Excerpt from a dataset
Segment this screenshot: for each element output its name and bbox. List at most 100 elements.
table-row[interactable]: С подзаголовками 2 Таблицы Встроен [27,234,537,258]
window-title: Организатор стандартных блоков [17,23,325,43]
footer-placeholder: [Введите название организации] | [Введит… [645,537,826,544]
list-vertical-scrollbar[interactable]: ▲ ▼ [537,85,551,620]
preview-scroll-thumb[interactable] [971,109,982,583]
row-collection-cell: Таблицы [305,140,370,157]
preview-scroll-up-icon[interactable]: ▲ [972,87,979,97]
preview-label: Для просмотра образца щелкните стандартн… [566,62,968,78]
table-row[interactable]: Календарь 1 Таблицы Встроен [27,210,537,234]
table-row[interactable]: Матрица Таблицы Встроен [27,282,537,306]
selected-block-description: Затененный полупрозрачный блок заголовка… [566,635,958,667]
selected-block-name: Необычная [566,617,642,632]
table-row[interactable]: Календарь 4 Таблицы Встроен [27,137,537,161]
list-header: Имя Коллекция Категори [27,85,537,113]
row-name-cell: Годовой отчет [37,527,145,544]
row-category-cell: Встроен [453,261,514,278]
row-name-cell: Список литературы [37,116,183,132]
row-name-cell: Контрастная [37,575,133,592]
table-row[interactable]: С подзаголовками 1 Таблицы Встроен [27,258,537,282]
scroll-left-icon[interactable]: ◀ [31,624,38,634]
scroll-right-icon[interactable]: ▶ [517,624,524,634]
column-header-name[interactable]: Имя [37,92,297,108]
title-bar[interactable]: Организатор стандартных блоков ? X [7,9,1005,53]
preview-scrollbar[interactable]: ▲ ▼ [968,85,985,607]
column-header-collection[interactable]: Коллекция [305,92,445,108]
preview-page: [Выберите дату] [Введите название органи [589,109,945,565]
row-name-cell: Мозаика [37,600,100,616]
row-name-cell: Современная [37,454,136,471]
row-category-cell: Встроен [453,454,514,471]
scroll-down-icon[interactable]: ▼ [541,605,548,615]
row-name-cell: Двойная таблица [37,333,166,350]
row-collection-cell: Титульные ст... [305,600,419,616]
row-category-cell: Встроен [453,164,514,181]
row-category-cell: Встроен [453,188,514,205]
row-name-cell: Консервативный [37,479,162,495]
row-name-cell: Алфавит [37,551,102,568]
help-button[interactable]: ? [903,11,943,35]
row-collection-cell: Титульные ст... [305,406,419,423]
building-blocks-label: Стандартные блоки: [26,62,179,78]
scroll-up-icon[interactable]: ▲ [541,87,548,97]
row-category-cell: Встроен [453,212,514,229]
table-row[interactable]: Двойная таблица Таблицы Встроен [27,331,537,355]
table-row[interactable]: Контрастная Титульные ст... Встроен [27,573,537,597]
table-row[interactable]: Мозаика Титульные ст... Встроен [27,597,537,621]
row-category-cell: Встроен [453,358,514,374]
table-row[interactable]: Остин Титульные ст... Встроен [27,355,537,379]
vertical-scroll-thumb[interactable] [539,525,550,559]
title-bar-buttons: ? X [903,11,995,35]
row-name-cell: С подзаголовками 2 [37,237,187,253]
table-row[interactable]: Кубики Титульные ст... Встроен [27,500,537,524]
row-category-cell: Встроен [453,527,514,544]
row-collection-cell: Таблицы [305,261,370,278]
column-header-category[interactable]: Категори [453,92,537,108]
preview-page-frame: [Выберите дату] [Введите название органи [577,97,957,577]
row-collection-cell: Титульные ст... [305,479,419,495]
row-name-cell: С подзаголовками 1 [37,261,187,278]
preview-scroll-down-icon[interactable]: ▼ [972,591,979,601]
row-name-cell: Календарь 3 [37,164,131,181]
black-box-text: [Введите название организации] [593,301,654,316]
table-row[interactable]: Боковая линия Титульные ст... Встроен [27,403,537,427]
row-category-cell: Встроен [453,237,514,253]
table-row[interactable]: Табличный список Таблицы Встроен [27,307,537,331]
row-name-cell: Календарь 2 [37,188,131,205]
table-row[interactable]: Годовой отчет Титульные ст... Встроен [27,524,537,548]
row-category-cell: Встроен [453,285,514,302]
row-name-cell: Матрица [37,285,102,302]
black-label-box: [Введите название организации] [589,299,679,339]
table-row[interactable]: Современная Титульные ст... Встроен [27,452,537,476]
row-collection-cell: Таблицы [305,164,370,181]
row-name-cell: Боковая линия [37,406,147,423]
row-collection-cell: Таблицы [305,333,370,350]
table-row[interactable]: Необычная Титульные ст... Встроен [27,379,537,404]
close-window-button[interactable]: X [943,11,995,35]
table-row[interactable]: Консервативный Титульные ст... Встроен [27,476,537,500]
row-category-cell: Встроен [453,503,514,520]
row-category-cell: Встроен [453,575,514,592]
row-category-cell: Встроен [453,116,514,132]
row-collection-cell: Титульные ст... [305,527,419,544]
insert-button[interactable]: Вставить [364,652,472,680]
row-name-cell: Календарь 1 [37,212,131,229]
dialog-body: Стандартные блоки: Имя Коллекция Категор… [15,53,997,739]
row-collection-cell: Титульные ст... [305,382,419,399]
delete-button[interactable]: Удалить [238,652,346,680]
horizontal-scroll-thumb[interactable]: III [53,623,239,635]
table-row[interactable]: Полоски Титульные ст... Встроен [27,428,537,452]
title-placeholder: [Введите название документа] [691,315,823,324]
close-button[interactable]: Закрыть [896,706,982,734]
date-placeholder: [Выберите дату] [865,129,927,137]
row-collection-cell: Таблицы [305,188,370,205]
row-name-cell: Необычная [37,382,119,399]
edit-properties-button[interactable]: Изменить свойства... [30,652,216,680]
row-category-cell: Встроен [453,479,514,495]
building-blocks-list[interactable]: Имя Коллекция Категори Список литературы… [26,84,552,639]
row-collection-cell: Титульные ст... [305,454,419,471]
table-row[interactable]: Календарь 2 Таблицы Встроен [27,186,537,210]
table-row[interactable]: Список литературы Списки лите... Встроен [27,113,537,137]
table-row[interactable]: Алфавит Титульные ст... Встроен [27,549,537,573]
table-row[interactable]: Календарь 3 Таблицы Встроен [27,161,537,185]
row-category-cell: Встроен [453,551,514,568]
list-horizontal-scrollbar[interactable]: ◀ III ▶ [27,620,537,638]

TASK DIRECTIONS: Reproduce word for word the rows from the start through the line containing "scroll-right-icon[interactable]: ▶ [517,624,524,634]", both included, and nothing else.

IN RESPONSE:
Segment this screenshot: for each element output its name and bbox. List at most 100 elements.
table-row[interactable]: С подзаголовками 2 Таблицы Встроен [27,234,537,258]
window-title: Организатор стандартных блоков [17,23,325,43]
footer-placeholder: [Введите название организации] | [Введит… [645,537,826,544]
list-vertical-scrollbar[interactable]: ▲ ▼ [537,85,551,620]
preview-scroll-thumb[interactable] [971,109,982,583]
row-collection-cell: Таблицы [305,140,370,157]
preview-scroll-up-icon[interactable]: ▲ [972,87,979,97]
preview-label: Для просмотра образца щелкните стандартн… [566,62,968,78]
table-row[interactable]: Календарь 1 Таблицы Встроен [27,210,537,234]
table-row[interactable]: Матрица Таблицы Встроен [27,282,537,306]
selected-block-description: Затененный полупрозрачный блок заголовка… [566,635,958,667]
selected-block-name: Необычная [566,617,642,632]
table-row[interactable]: Календарь 4 Таблицы Встроен [27,137,537,161]
list-header: Имя Коллекция Категори [27,85,537,113]
row-name-cell: Годовой отчет [37,527,145,544]
row-category-cell: Встроен [453,261,514,278]
row-name-cell: Список литературы [37,116,183,132]
row-name-cell: Контрастная [37,575,133,592]
table-row[interactable]: С подзаголовками 1 Таблицы Встроен [27,258,537,282]
scroll-left-icon[interactable]: ◀ [31,624,38,634]
scroll-right-icon[interactable]: ▶ [517,624,524,634]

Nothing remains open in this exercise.